* WHAT TO WORK ON *
Give the records back in full, exactly as they read.
-- begin LISTED RECORDS --
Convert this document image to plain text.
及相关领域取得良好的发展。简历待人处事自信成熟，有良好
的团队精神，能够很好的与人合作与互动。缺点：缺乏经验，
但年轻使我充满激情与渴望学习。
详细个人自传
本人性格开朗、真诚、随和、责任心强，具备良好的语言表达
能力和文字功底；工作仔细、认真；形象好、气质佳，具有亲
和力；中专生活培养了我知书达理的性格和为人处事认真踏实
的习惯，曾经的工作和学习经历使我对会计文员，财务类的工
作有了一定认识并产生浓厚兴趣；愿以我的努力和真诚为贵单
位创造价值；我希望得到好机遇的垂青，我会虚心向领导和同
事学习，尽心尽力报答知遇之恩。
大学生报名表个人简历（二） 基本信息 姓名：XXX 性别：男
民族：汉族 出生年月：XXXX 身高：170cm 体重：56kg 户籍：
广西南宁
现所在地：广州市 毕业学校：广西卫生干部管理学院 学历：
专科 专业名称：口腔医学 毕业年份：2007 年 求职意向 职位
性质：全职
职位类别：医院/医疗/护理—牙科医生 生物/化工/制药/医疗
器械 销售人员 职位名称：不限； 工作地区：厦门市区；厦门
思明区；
-- end LISTED RECORDS --
* FINAL ANSWER *
Convert this document image to plain text.
及相关领域取得良好的发展。简历待人处事自信成熟，有良好
的团队精神，能够很好的与人合作与互动。缺点：缺乏经验，
但年轻使我充满激情与渴望学习。
详细个人自传
本人性格开朗、真诚、随和、责任心强，具备良好的语言表达
能力和文字功底；工作仔细、认真；形象好、气质佳，具有亲
和力；中专生活培养了我知书达理的性格和为人处事认真踏实
的习惯，曾经的工作和学习经历使我对会计文员，财务类的工
作有了一定认识并产生浓厚兴趣；愿以我的努力和真诚为贵单
位创造价值；我希望得到好机遇的垂青，我会虚心向领导和同
事学习，尽心尽力报答知遇之恩。
大学生报名表个人简历（二） 基本信息 姓名：XXX 性别：男
民族：汉族 出生年月：XXXX 身高：170cm 体重：56kg 户籍：
广西南宁
现所在地：广州市 毕业学校：广西卫生干部管理学院 学历：
专科 专业名称：口腔医学 毕业年份：2007 年 求职意向 职位
性质：全职
职位类别：医院/医疗/护理—牙科医生 生物/化工/制药/医疗
器械 销售人员 职位名称：不限； 工作地区：厦门市区；厦门
思明区；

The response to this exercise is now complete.